* Your objective
Restate the whole listing exactly.

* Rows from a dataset
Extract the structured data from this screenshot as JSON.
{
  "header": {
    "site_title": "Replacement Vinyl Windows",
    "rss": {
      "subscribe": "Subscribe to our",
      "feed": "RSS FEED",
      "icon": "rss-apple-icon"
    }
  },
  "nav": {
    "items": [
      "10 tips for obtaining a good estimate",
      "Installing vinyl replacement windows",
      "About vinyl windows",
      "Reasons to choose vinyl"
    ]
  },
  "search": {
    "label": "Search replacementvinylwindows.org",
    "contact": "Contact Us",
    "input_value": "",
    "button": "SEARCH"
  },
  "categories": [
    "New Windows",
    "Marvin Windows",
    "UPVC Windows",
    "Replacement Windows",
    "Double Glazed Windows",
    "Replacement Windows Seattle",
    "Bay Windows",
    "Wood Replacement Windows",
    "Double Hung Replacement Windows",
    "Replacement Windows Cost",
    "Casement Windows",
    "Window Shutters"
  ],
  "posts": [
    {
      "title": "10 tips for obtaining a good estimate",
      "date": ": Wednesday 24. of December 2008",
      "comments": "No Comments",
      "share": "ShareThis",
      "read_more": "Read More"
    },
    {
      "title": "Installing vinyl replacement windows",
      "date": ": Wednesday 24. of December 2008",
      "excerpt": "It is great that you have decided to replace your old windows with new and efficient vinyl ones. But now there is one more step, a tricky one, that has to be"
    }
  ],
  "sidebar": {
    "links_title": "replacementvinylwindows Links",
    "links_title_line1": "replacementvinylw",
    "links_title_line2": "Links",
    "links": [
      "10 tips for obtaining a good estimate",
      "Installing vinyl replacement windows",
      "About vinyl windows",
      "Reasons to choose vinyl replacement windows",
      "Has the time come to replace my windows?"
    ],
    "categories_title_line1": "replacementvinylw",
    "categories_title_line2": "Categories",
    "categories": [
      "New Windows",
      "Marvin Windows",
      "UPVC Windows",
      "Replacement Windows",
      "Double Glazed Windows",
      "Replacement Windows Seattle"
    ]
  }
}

* Task response
Extract the structured data from this screenshot as JSON.
{
  "header": {
    "site_title": "Replacement Vinyl Windows",
    "rss": {
      "subscribe": "Subscribe to our",
      "feed": "RSS FEED",
      "icon": "rss-apple-icon"
    }
  },
  "nav": {
    "items": [
      "10 tips for obtaining a good estimate",
      "Installing vinyl replacement windows",
      "About vinyl windows",
      "Reasons to choose vinyl"
    ]
  },
  "search": {
    "label": "Search replacementvinylwindows.org",
    "contact": "Contact Us",
    "input_value": "",
    "button": "SEARCH"
  },
  "categories": [
    "New Windows",
    "Marvin Windows",
    "UPVC Windows",
    "Replacement Windows",
    "Double Glazed Windows",
    "Replacement Windows Seattle",
    "Bay Windows",
    "Wood Replacement Windows",
    "Double Hung Replacement Windows",
    "Replacement Windows Cost",
    "Casement Windows",
    "Window Shutters"
  ],
  "posts": [
    {
      "title": "10 tips for obtaining a good estimate",
      "date": ": Wednesday 24. of December 2008",
      "comments": "No Comments",
      "share": "ShareThis",
      "read_more": "Read More"
    },
    {
      "title": "Installing vinyl replacement windows",
      "date": ": Wednesday 24. of December 2008",
      "excerpt": "It is great that you have decided to replace your old windows with new and efficient vinyl ones. But now there is one more step, a tricky one, that has to be"
    }
  ],
  "sidebar": {
    "links_title": "replacementvinylwindows Links",
    "links_title_line1": "replacementvinylw",
    "links_title_line2": "Links",
    "links": [
      "10 tips for obtaining a good estimate",
      "Installing vinyl replacement windows",
      "About vinyl windows",
      "Reasons to choose vinyl replacement windows",
      "Has the time come to replace my windows?"
    ],
    "categories_title_line1": "replacementvinylw",
    "categories_title_line2": "Categories",
    "categories": [
      "New Windows",
      "Marvin Windows",
      "UPVC Windows",
      "Replacement Windows",
      "Double Glazed Windows",
      "Replacement Windows Seattle"
    ]
  }
}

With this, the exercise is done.